Figure dataset records:
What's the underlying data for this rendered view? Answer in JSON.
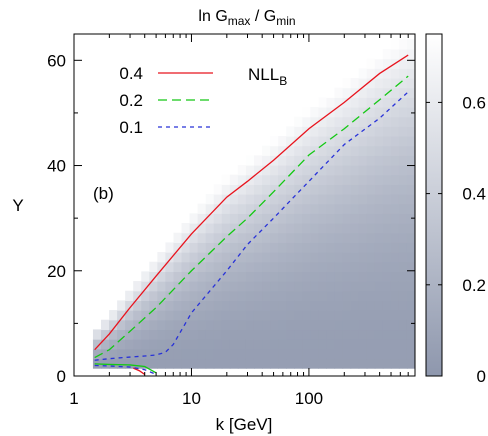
{
  "chart_data": {
    "type": "line",
    "title_main": "ln G",
    "title_sub1": "max",
    "title_mid": " / G",
    "title_sub2": "min",
    "xlabel": "k [GeV]",
    "ylabel": "Y",
    "x_scale": "log",
    "xlim": [
      1,
      800
    ],
    "ylim": [
      0,
      65
    ],
    "xticks": [
      1,
      10,
      100
    ],
    "xtick_labels": [
      "1",
      "10",
      "100"
    ],
    "yticks": [
      0,
      20,
      40,
      60
    ],
    "ytick_labels": [
      "0",
      "20",
      "40",
      "60"
    ],
    "legend_title": "NLL",
    "legend_title_sub": "B",
    "panel_label": "(b)",
    "colorbar": {
      "range": [
        0,
        0.75
      ],
      "ticks": [
        0,
        0.2,
        0.4,
        0.6
      ],
      "tick_labels": [
        "0",
        "0.2",
        "0.4",
        "0.6"
      ],
      "color_low": "#8e97ad",
      "color_high": "#ffffff"
    },
    "series": [
      {
        "name": "0.4",
        "color": "#e8141e",
        "dash": "solid",
        "x": [
          1.5,
          2,
          3,
          5,
          10,
          20,
          30,
          50,
          100,
          200,
          400,
          700
        ],
        "y": [
          5,
          8,
          13,
          19,
          27,
          34,
          37,
          41,
          47,
          52,
          57.5,
          61
        ]
      },
      {
        "name": "0.2",
        "color": "#14c814",
        "dash": "long",
        "x": [
          1.5,
          2,
          3,
          5,
          10,
          20,
          30,
          50,
          100,
          200,
          400,
          700
        ],
        "y": [
          3.5,
          5,
          8.5,
          13,
          20,
          26.5,
          30,
          35,
          42,
          47,
          52.5,
          57
        ]
      },
      {
        "name": "0.1",
        "color": "#2832d8",
        "dash": "short",
        "x": [
          1.5,
          2,
          3,
          4,
          5,
          6,
          7,
          10,
          20,
          30,
          50,
          100,
          200,
          400,
          700
        ],
        "y": [
          3,
          3.3,
          3.6,
          3.8,
          4,
          4.5,
          6,
          12,
          20,
          25,
          30,
          37,
          44,
          49,
          54
        ]
      }
    ],
    "low_branch_series": [
      {
        "color": "#14c814",
        "x": [
          1.5,
          2,
          3,
          4,
          5
        ],
        "y": [
          2.3,
          2.2,
          2.1,
          1.8,
          0.6
        ]
      },
      {
        "color": "#e8141e",
        "x": [
          3.2,
          3.6,
          4
        ],
        "y": [
          1.5,
          1.0,
          0.3
        ]
      },
      {
        "color": "#2832d8",
        "x": [
          1.5,
          2,
          3,
          4,
          5
        ],
        "y": [
          2.0,
          1.9,
          1.7,
          1.2,
          0.3
        ]
      }
    ]
  }
}
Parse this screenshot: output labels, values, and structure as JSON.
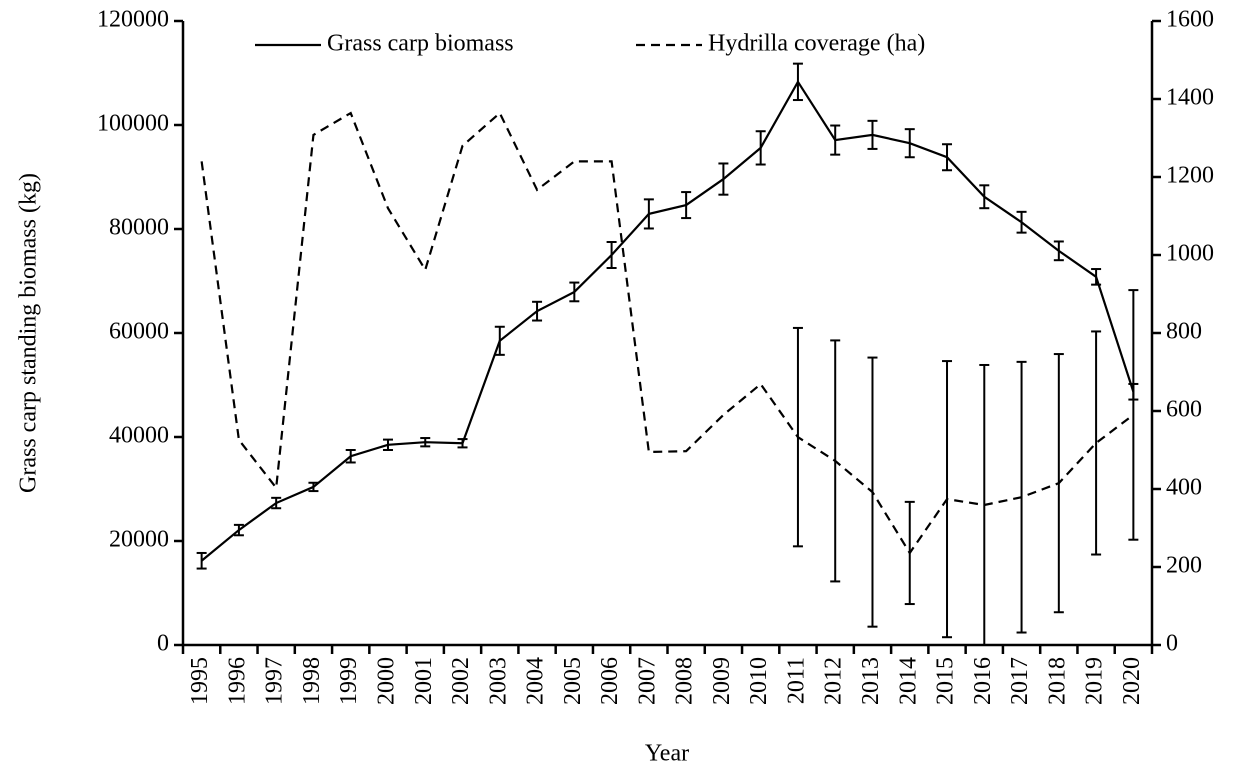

### Task requirements
Your job is to transcribe the entries above exactly; skip the pictures.

### Exercise answer
What's the underlying data for this rendered view? Answer in JSON.
{
  "chart_data": {
    "type": "line",
    "title_main": "ln G",
    "title_sub1": "max",
    "title_mid": " / G",
    "title_sub2": "min",
    "xlabel": "k [GeV]",
    "ylabel": "Y",
    "x_scale": "log",
    "xlim": [
      1,
      800
    ],
    "ylim": [
      0,
      65
    ],
    "xticks": [
      1,
      10,
      100
    ],
    "xtick_labels": [
      "1",
      "10",
      "100"
    ],
    "yticks": [
      0,
      20,
      40,
      60
    ],
    "ytick_labels": [
      "0",
      "20",
      "40",
      "60"
    ],
    "legend_title": "NLL",
    "legend_title_sub": "B",
    "panel_label": "(b)",
    "colorbar": {
      "range": [
        0,
        0.75
      ],
      "ticks": [
        0,
        0.2,
        0.4,
        0.6
      ],
      "tick_labels": [
        "0",
        "0.2",
        "0.4",
        "0.6"
      ],
      "color_low": "#8e97ad",
      "color_high": "#ffffff"
    },
    "series": [
      {
        "name": "0.4",
        "color": "#e8141e",
        "dash": "solid",
        "x": [
          1.5,
          2,
          3,
          5,
          10,
          20,
          30,
          50,
          100,
          200,
          400,
          700
        ],
        "y": [
          5,
          8,
          13,
          19,
          27,
          34,
          37,
          41,
          47,
          52,
          57.5,
          61
        ]
      },
      {
        "name": "0.2",
        "color": "#14c814",
        "dash": "long",
        "x": [
          1.5,
          2,
          3,
          5,
          10,
          20,
          30,
          50,
          100,
          200,
          400,
          700
        ],
        "y": [
          3.5,
          5,
          8.5,
          13,
          20,
          26.5,
          30,
          35,
          42,
          47,
          52.5,
          57
        ]
      },
      {
        "name": "0.1",
        "color": "#2832d8",
        "dash": "short",
        "x": [
          1.5,
          2,
          3,
          4,
          5,
          6,
          7,
          10,
          20,
          30,
          50,
          100,
          200,
          400,
          700
        ],
        "y": [
          3,
          3.3,
          3.6,
          3.8,
          4,
          4.5,
          6,
          12,
          20,
          25,
          30,
          37,
          44,
          49,
          54
        ]
      }
    ],
    "low_branch_series": [
      {
        "color": "#14c814",
        "x": [
          1.5,
          2,
          3,
          4,
          5
        ],
        "y": [
          2.3,
          2.2,
          2.1,
          1.8,
          0.6
        ]
      },
      {
        "color": "#e8141e",
        "x": [
          3.2,
          3.6,
          4
        ],
        "y": [
          1.5,
          1.0,
          0.3
        ]
      },
      {
        "color": "#2832d8",
        "x": [
          1.5,
          2,
          3,
          4,
          5
        ],
        "y": [
          2.0,
          1.9,
          1.7,
          1.2,
          0.3
        ]
      }
    ]
  }
}
Parse this screenshot: output labels, values, and structure as JSON.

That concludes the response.